**Extracted records:**
···
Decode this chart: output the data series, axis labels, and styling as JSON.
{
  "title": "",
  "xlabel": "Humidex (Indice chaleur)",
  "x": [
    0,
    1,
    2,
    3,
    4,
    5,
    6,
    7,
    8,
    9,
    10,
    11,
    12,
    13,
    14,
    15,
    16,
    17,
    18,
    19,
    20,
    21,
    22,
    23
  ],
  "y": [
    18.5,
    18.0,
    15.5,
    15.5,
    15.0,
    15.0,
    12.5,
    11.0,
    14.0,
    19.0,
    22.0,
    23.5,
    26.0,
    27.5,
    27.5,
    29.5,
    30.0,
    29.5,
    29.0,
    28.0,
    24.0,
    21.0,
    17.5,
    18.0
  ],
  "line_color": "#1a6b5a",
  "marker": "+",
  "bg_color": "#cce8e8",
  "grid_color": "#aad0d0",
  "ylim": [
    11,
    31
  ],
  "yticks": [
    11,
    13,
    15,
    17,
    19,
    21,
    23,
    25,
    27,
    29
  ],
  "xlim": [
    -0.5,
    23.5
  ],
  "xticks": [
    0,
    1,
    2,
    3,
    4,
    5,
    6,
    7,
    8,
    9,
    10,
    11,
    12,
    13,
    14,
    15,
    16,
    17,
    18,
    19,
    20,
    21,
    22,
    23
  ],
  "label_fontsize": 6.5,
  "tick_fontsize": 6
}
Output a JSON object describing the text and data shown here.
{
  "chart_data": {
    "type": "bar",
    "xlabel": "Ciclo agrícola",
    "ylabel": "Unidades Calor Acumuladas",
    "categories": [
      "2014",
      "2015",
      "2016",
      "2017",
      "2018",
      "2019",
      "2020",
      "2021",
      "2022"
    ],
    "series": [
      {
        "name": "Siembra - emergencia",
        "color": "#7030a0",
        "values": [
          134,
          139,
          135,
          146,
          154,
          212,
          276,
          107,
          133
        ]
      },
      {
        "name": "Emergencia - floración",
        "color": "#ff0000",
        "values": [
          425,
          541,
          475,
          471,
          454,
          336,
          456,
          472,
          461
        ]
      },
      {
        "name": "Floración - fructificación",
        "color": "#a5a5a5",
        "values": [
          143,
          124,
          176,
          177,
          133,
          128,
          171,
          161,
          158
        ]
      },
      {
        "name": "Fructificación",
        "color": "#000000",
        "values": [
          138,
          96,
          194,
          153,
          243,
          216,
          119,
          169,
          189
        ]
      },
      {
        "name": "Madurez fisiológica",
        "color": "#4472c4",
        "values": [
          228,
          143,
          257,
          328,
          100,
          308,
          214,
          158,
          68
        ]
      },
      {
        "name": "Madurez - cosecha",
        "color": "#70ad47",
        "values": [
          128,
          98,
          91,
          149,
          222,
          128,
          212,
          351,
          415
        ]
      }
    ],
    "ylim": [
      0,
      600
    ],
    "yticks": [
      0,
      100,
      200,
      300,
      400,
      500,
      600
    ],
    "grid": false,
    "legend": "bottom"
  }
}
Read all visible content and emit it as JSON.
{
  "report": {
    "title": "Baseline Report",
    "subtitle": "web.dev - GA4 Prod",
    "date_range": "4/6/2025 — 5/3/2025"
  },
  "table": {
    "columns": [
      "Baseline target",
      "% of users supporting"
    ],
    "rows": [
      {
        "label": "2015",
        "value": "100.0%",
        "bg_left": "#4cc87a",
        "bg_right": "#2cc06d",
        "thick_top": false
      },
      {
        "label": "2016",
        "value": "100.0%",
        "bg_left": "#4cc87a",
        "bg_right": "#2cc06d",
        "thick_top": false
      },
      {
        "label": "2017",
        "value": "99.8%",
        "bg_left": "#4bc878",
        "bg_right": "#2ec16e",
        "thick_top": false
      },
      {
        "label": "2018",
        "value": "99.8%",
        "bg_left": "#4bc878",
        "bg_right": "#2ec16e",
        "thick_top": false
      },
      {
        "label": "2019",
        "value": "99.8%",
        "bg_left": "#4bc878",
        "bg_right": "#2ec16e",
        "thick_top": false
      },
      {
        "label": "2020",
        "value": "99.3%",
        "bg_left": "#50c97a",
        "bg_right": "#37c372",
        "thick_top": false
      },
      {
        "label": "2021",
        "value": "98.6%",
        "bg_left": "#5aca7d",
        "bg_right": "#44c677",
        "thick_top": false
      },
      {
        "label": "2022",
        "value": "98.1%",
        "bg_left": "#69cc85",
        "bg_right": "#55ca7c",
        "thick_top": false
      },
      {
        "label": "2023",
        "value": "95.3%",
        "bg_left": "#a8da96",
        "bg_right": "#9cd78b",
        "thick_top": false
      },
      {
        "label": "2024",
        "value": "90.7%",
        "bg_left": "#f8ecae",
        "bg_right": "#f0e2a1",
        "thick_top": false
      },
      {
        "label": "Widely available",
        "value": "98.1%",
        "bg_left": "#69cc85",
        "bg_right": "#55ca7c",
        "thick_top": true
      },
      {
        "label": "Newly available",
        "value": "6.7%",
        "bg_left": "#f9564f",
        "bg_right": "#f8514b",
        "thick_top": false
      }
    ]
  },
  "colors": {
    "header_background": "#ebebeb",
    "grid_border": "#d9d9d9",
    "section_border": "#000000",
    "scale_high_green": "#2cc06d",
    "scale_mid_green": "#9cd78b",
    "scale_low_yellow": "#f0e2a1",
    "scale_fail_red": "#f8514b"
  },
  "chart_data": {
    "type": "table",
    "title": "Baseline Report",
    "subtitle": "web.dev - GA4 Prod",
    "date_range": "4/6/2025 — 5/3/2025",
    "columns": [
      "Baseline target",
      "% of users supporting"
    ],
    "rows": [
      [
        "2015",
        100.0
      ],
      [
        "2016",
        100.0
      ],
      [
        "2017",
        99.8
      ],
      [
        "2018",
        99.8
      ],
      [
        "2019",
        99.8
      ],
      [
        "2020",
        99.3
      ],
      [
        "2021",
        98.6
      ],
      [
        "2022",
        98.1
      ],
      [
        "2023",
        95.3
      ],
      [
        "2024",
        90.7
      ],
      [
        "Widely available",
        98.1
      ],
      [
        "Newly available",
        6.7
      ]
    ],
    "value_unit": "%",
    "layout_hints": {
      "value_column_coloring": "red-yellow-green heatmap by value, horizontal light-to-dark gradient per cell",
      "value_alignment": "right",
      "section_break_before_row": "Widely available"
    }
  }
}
···
**WHAT YOU ARE ASKED TO DO:** Above are entries; state the number of lines among them that contain "Widely", and nothing else.

**ANSWER FOR THE TASK:** 3